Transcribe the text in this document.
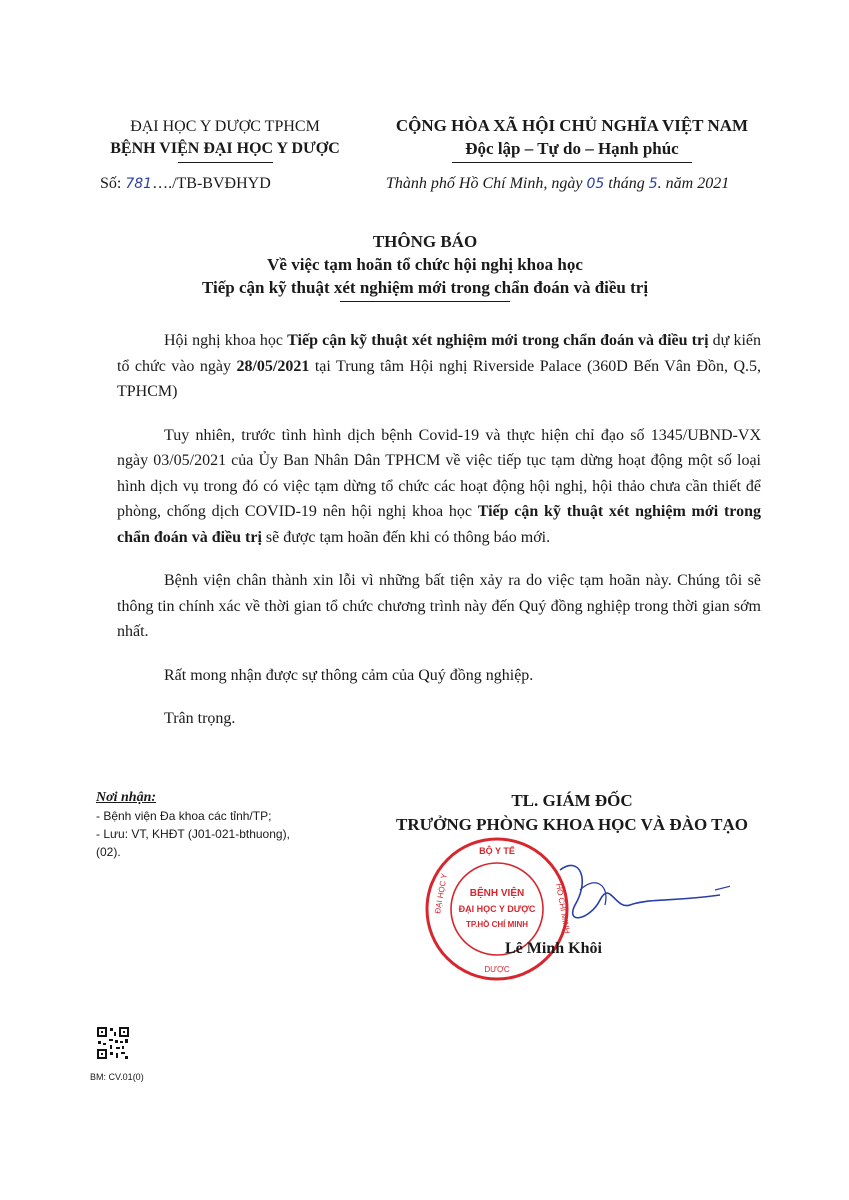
ĐẠI HỌC Y DƯỢC TPHCM
BỆNH VIỆN ĐẠI HỌC Y DƯỢC
CỘNG HÒA XÃ HỘI CHỦ NGHĨA VIỆT NAM
Độc lập – Tự do – Hạnh phúc
Số: 781…./TB-BVĐHYD	Thành phố Hồ Chí Minh, ngày 05 tháng 5. năm 2021
THÔNG BÁO
Về việc tạm hoãn tổ chức hội nghị khoa học
Tiếp cận kỹ thuật xét nghiệm mới trong chẩn đoán và điều trị

Hội nghị khoa học Tiếp cận kỹ thuật xét nghiệm mới trong chẩn đoán và điều trị dự kiến tổ chức vào ngày 28/05/2021 tại Trung tâm Hội nghị Riverside Palace (360D Bến Vân Đồn, Q.5, TPHCM)

Tuy nhiên, trước tình hình dịch bệnh Covid-19 và thực hiện chỉ đạo số 1345/UBND-VX ngày 03/05/2021 của Ủy Ban Nhân Dân TPHCM về việc tiếp tục tạm dừng hoạt động một số loại hình dịch vụ trong đó có việc tạm dừng tổ chức các hoạt động hội nghị, hội thảo chưa cần thiết để phòng, chống dịch COVID-19 nên hội nghị khoa học Tiếp cận kỹ thuật xét nghiệm mới trong chẩn đoán và điều trị sẽ được tạm hoãn đến khi có thông báo mới.

Bệnh viện chân thành xin lỗi vì những bất tiện xảy ra do việc tạm hoãn này. Chúng tôi sẽ thông tin chính xác về thời gian tổ chức chương trình này đến Quý đồng nghiệp trong thời gian sớm nhất.

Rất mong nhận được sự thông cảm của Quý đồng nghiệp.

Trân trọng.

Nơi nhận:
- Bệnh viện Đa khoa các tỉnh/TP;
- Lưu: VT, KHĐT (J01-021-bthuong),
(02).
TL. GIÁM ĐỐC
TRƯỞNG PHÒNG KHOA HỌC VÀ ĐÀO TẠO
BỘ Y TẾ
BỆNH VIỆN
ĐẠI HỌC Y DƯỢC
TP.HỒ CHÍ MINH
ĐẠI HỌC Y
DƯỢC
HỒ CHÍ MINH
Lê Minh Khôi
BM: CV.01(0)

______________________________

• [Task requirements]
Keep only those lines of the records that hold "thuật", and return them.

• [Output below]
Tiếp cận kỹ thuật xét nghiệm mới trong chẩn đoán và điều trị
Hội nghị khoa học Tiếp cận kỹ thuật xét nghiệm mới trong chẩn đoán và điều trị dự kiến tổ chức vào ngày 28/05/2021 tại Trung tâm Hội nghị Riverside Palace (360D Bến Vân Đồn, Q.5, TPHCM)
Tuy nhiên, trước tình hình dịch bệnh Covid-19 và thực hiện chỉ đạo số 1345/UBND-VX ngày 03/05/2021 của Ủy Ban Nhân Dân TPHCM về việc tiếp tục tạm dừng hoạt động một số loại hình dịch vụ trong đó có việc tạm dừng tổ chức các hoạt động hội nghị, hội thảo chưa cần thiết để phòng, chống dịch COVID-19 nên hội nghị khoa học Tiếp cận kỹ thuật xét nghiệm mới trong chẩn đoán và điều trị sẽ được tạm hoãn đến khi có thông báo mới.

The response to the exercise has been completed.